▶ _EXERCISE GOAL_:
Please edit the records below so that every "CD DVD" becomes "Optical Disc" and nothing else changes. Omit the pictures from your answer.

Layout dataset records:
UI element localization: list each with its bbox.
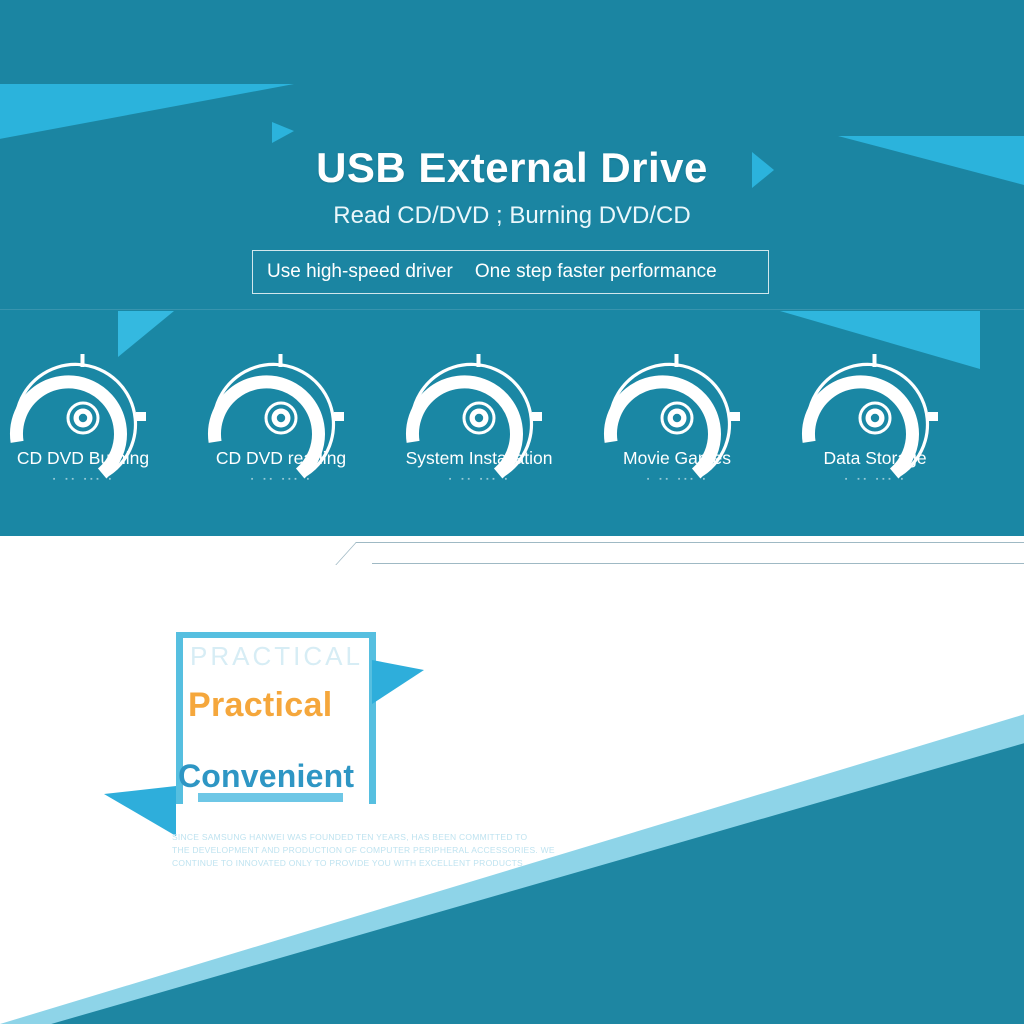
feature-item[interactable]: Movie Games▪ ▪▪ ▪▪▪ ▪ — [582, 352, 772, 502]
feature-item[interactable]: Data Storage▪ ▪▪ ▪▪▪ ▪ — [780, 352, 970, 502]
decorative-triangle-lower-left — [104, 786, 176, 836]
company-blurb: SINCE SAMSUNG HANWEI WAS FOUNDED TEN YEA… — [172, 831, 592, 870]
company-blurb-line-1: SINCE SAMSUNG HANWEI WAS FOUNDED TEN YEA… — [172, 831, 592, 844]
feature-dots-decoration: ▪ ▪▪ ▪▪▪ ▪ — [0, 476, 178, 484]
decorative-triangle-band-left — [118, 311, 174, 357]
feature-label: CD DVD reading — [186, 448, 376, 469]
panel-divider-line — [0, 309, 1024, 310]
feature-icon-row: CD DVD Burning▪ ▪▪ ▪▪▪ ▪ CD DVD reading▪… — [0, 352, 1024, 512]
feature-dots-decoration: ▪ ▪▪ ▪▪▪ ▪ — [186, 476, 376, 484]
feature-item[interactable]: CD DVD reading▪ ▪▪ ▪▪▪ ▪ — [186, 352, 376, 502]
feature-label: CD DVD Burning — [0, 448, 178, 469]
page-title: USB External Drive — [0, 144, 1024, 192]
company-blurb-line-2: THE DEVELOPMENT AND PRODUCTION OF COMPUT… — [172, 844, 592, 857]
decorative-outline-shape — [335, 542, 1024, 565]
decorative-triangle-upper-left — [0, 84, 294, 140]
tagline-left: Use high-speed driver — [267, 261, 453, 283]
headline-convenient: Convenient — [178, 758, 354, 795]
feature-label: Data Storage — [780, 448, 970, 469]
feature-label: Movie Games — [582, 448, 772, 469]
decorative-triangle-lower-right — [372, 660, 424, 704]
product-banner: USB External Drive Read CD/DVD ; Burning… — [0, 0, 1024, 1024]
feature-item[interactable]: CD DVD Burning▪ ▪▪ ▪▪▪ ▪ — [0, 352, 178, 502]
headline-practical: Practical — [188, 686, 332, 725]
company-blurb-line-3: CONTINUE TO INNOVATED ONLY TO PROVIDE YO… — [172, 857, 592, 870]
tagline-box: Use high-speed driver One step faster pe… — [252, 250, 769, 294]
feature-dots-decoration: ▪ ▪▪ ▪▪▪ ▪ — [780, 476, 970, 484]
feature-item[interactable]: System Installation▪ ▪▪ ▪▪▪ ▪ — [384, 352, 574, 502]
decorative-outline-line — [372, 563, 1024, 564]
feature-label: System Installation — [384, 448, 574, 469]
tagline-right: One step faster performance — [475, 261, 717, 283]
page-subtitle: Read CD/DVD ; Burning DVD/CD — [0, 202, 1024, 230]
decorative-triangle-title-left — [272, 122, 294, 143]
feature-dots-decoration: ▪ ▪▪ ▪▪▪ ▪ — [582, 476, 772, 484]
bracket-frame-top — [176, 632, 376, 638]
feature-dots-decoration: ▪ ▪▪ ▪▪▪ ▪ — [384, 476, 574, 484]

▶ _THE REPLY_:
UI element localization: list each with its bbox.
feature-item[interactable]: Movie Games▪ ▪▪ ▪▪▪ ▪ — [582, 352, 772, 502]
feature-item[interactable]: Data Storage▪ ▪▪ ▪▪▪ ▪ — [780, 352, 970, 502]
decorative-triangle-lower-left — [104, 786, 176, 836]
company-blurb: SINCE SAMSUNG HANWEI WAS FOUNDED TEN YEA… — [172, 831, 592, 870]
company-blurb-line-1: SINCE SAMSUNG HANWEI WAS FOUNDED TEN YEA… — [172, 831, 592, 844]
feature-dots-decoration: ▪ ▪▪ ▪▪▪ ▪ — [0, 476, 178, 484]
decorative-triangle-band-left — [118, 311, 174, 357]
feature-label: Optical Disc reading — [186, 448, 376, 469]
panel-divider-line — [0, 309, 1024, 310]
feature-icon-row: Optical Disc Burning▪ ▪▪ ▪▪▪ ▪ Optical Disc reading▪… — [0, 352, 1024, 512]
feature-dots-decoration: ▪ ▪▪ ▪▪▪ ▪ — [186, 476, 376, 484]
feature-item[interactable]: Optical Disc reading▪ ▪▪ ▪▪▪ ▪ — [186, 352, 376, 502]
feature-label: Optical Disc Burning — [0, 448, 178, 469]
page-title: USB External Drive — [0, 144, 1024, 192]
company-blurb-line-2: THE DEVELOPMENT AND PRODUCTION OF COMPUT… — [172, 844, 592, 857]
decorative-outline-shape — [335, 542, 1024, 565]
decorative-triangle-upper-left — [0, 84, 294, 140]
tagline-left: Use high-speed driver — [267, 261, 453, 283]
headline-convenient: Convenient — [178, 758, 354, 795]
feature-label: Data Storage — [780, 448, 970, 469]
feature-label: Movie Games — [582, 448, 772, 469]
decorative-triangle-lower-right — [372, 660, 424, 704]
product-banner: USB External Drive Read CD/DVD ; Burning… — [0, 0, 1024, 1024]
feature-item[interactable]: Optical Disc Burning▪ ▪▪ ▪▪▪ ▪ — [0, 352, 178, 502]
headline-practical: Practical — [188, 686, 332, 725]
company-blurb-line-3: CONTINUE TO INNOVATED ONLY TO PROVIDE YO… — [172, 857, 592, 870]
tagline-box: Use high-speed driver One step faster pe… — [252, 250, 769, 294]
feature-dots-decoration: ▪ ▪▪ ▪▪▪ ▪ — [780, 476, 970, 484]
feature-item[interactable]: System Installation▪ ▪▪ ▪▪▪ ▪ — [384, 352, 574, 502]
decorative-outline-line — [372, 563, 1024, 564]
feature-label: System Installation — [384, 448, 574, 469]
tagline-right: One step faster performance — [475, 261, 717, 283]
page-subtitle: Read CD/DVD ; Burning DVD/CD — [0, 202, 1024, 230]
decorative-triangle-title-left — [272, 122, 294, 143]
feature-dots-decoration: ▪ ▪▪ ▪▪▪ ▪ — [582, 476, 772, 484]
bracket-frame-top — [176, 632, 376, 638]
feature-dots-decoration: ▪ ▪▪ ▪▪▪ ▪ — [384, 476, 574, 484]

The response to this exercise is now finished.